◆ Task prompt
Extract the records below word for word and ignore the images.

◆ Data extract
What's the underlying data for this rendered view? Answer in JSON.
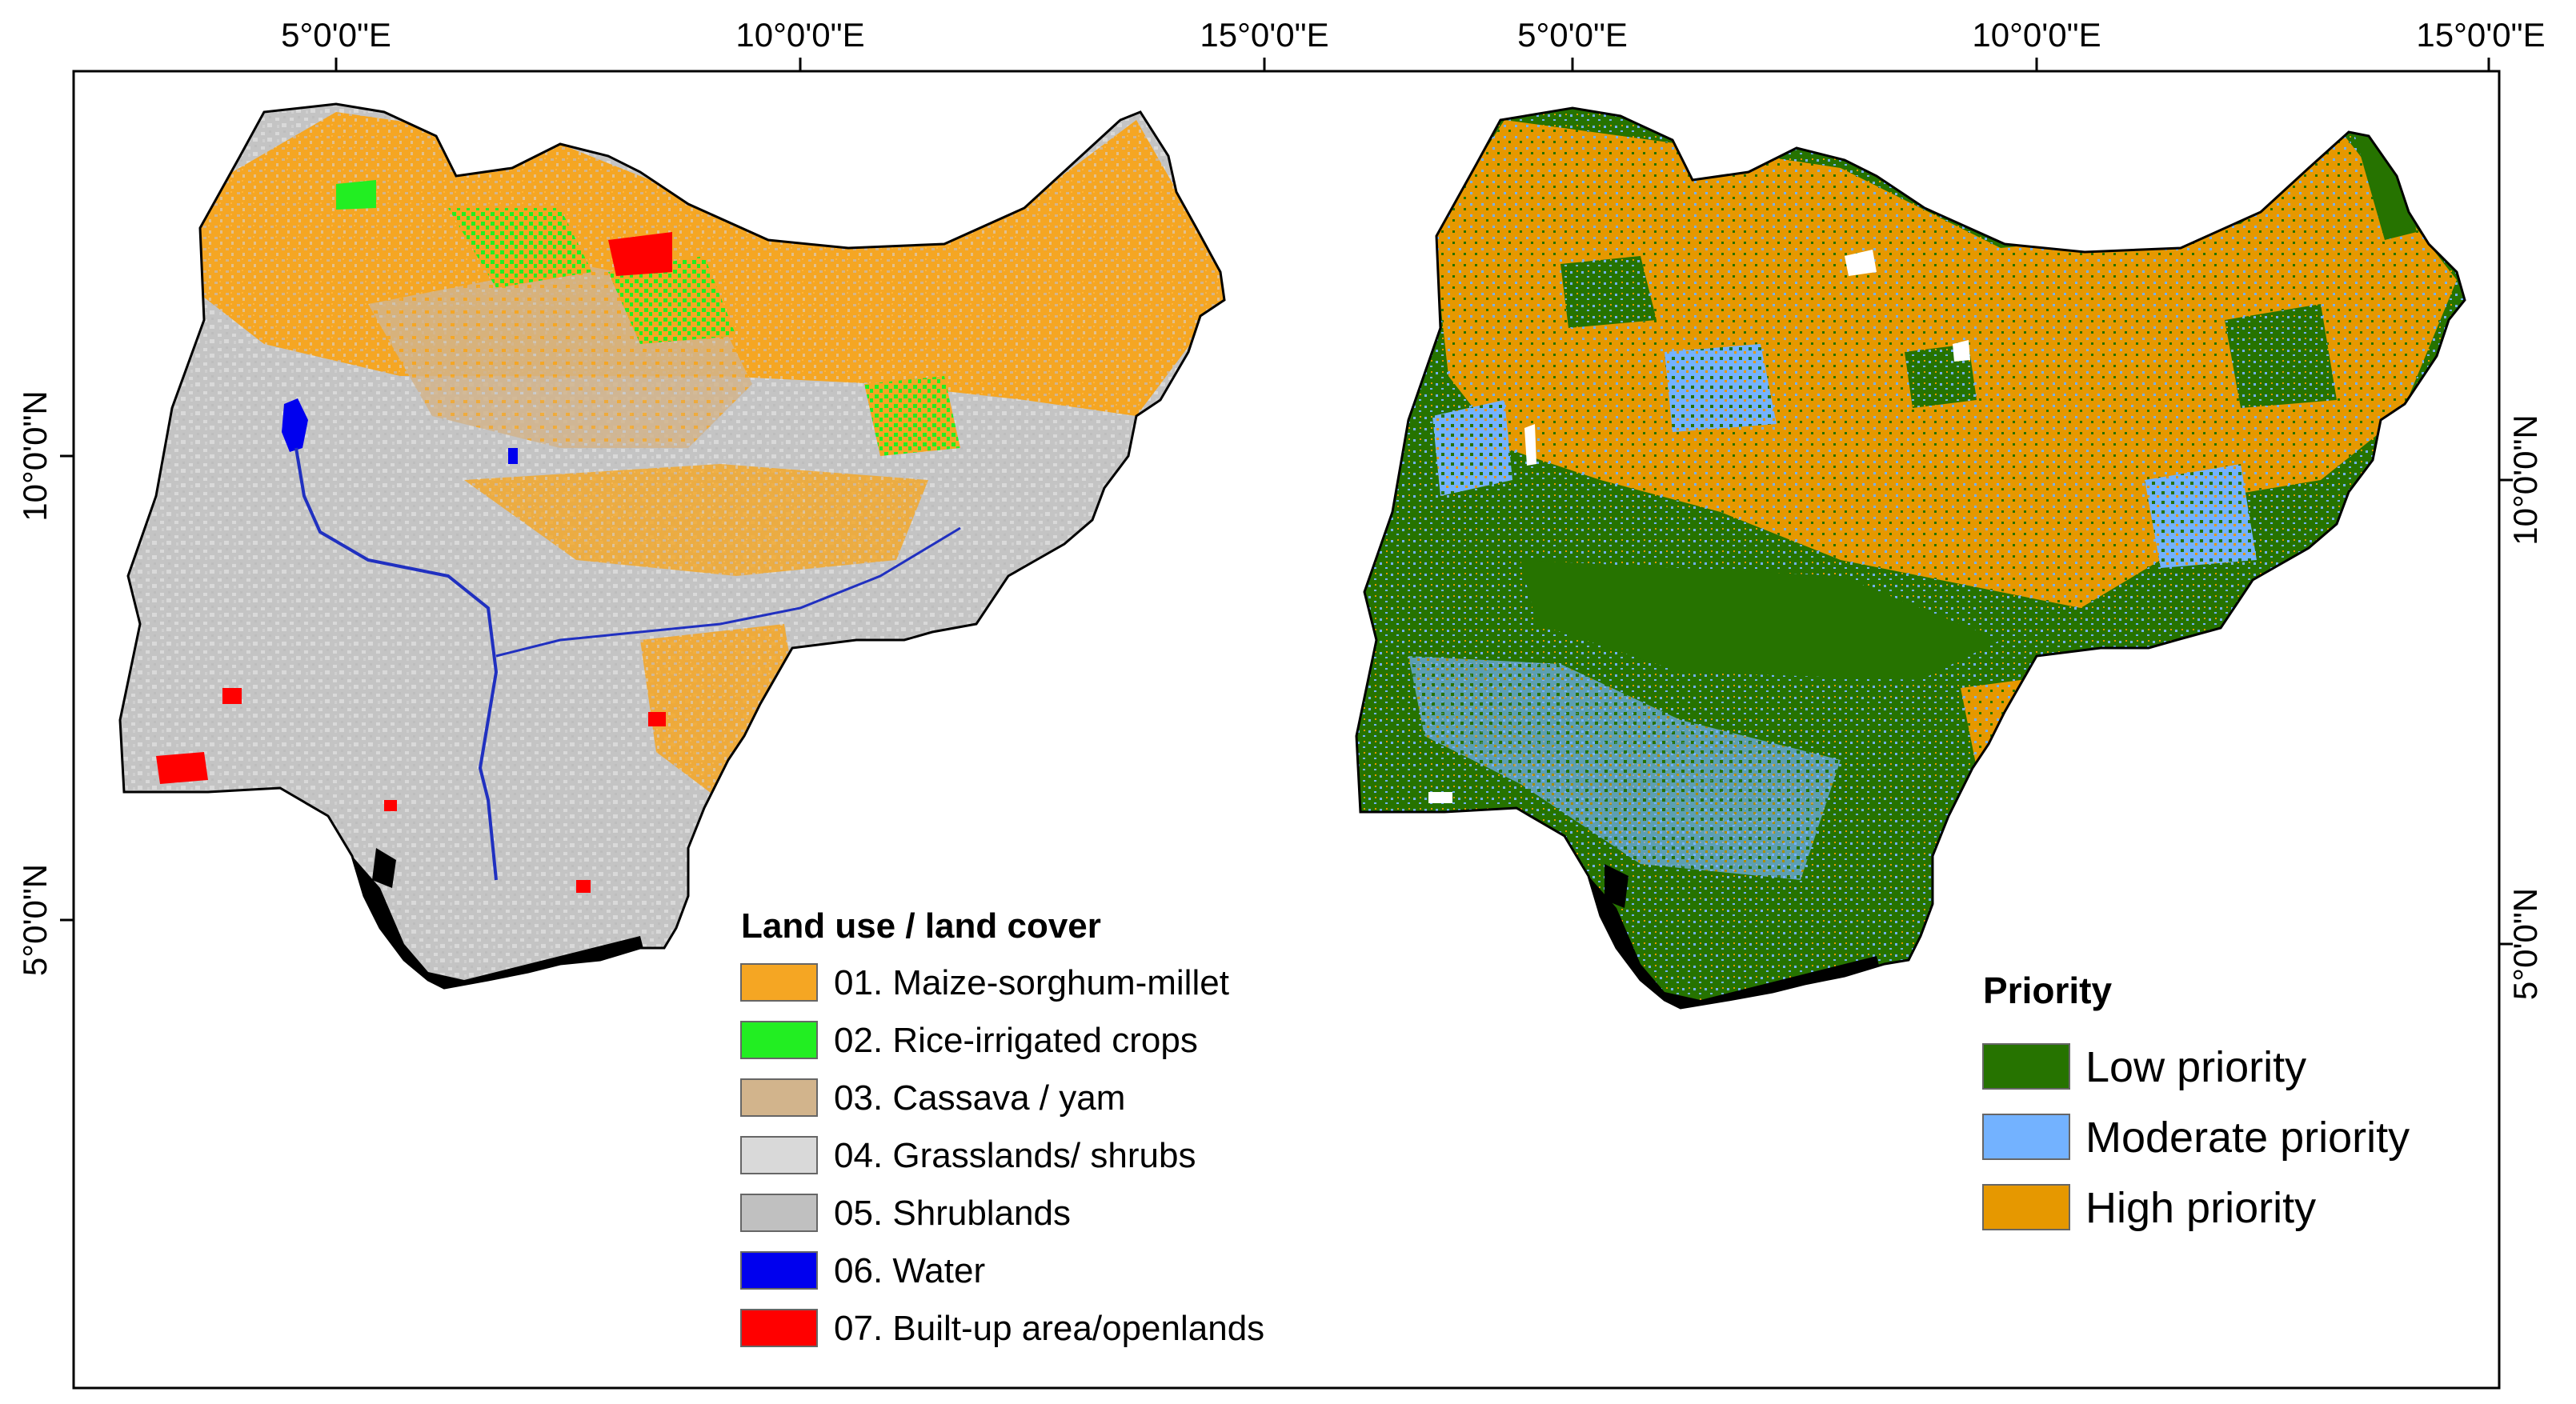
{
  "panels": [
    {
      "id": "lulc",
      "lon_ticks": [
        "5°0'0\"E",
        "10°0'0\"E",
        "15°0'0\"E"
      ],
      "lat_ticks": [
        "10°0'0\"N",
        "5°0'0\"N"
      ],
      "legend": {
        "title": "Land use / land cover",
        "items": [
          {
            "label": "01. Maize-sorghum-millet",
            "color": "#f5a623"
          },
          {
            "label": "02. Rice-irrigated crops",
            "color": "#22ee22"
          },
          {
            "label": "03. Cassava / yam",
            "color": "#d2b48c"
          },
          {
            "label": "04. Grasslands/ shrubs",
            "color": "#d9d9d9"
          },
          {
            "label": "05. Shrublands",
            "color": "#c0c0c0"
          },
          {
            "label": "06. Water",
            "color": "#0000ee"
          },
          {
            "label": "07. Built-up area/openlands",
            "color": "#ff0000"
          }
        ]
      }
    },
    {
      "id": "priority",
      "lon_ticks": [
        "5°0'0\"E",
        "10°0'0\"E",
        "15°0'0\"E"
      ],
      "lat_ticks": [
        "10°0'0\"N",
        "5°0'0\"N"
      ],
      "legend": {
        "title": "Priority",
        "items": [
          {
            "label": "Low priority",
            "color": "#267300"
          },
          {
            "label": "Moderate priority",
            "color": "#73b2ff"
          },
          {
            "label": "High priority",
            "color": "#e69800"
          }
        ]
      }
    }
  ],
  "map_colors": {
    "outline": "#000000",
    "delta": "#000000",
    "river": "#2030c0"
  }
}
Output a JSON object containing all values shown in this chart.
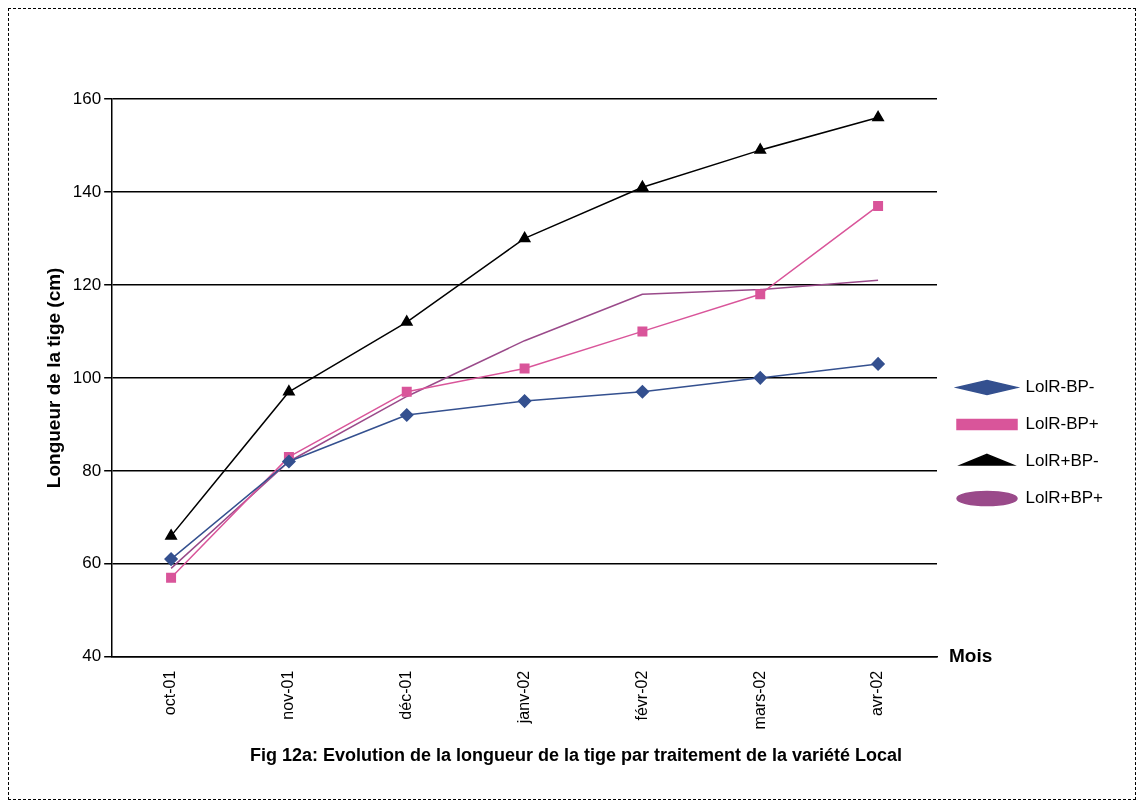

◆ Finished exercise
What's the underlying data for this rendered view? Answer in JSON.
{
  "panels": [
    {
      "id": "lulc",
      "lon_ticks": [
        "5°0'0\"E",
        "10°0'0\"E",
        "15°0'0\"E"
      ],
      "lat_ticks": [
        "10°0'0\"N",
        "5°0'0\"N"
      ],
      "legend": {
        "title": "Land use / land cover",
        "items": [
          {
            "label": "01. Maize-sorghum-millet",
            "color": "#f5a623"
          },
          {
            "label": "02. Rice-irrigated crops",
            "color": "#22ee22"
          },
          {
            "label": "03. Cassava / yam",
            "color": "#d2b48c"
          },
          {
            "label": "04. Grasslands/ shrubs",
            "color": "#d9d9d9"
          },
          {
            "label": "05. Shrublands",
            "color": "#c0c0c0"
          },
          {
            "label": "06. Water",
            "color": "#0000ee"
          },
          {
            "label": "07. Built-up area/openlands",
            "color": "#ff0000"
          }
        ]
      }
    },
    {
      "id": "priority",
      "lon_ticks": [
        "5°0'0\"E",
        "10°0'0\"E",
        "15°0'0\"E"
      ],
      "lat_ticks": [
        "10°0'0\"N",
        "5°0'0\"N"
      ],
      "legend": {
        "title": "Priority",
        "items": [
          {
            "label": "Low priority",
            "color": "#267300"
          },
          {
            "label": "Moderate priority",
            "color": "#73b2ff"
          },
          {
            "label": "High priority",
            "color": "#e69800"
          }
        ]
      }
    }
  ],
  "map_colors": {
    "outline": "#000000",
    "delta": "#000000",
    "river": "#2030c0"
  }
}
Output a JSON object containing all values shown in this chart.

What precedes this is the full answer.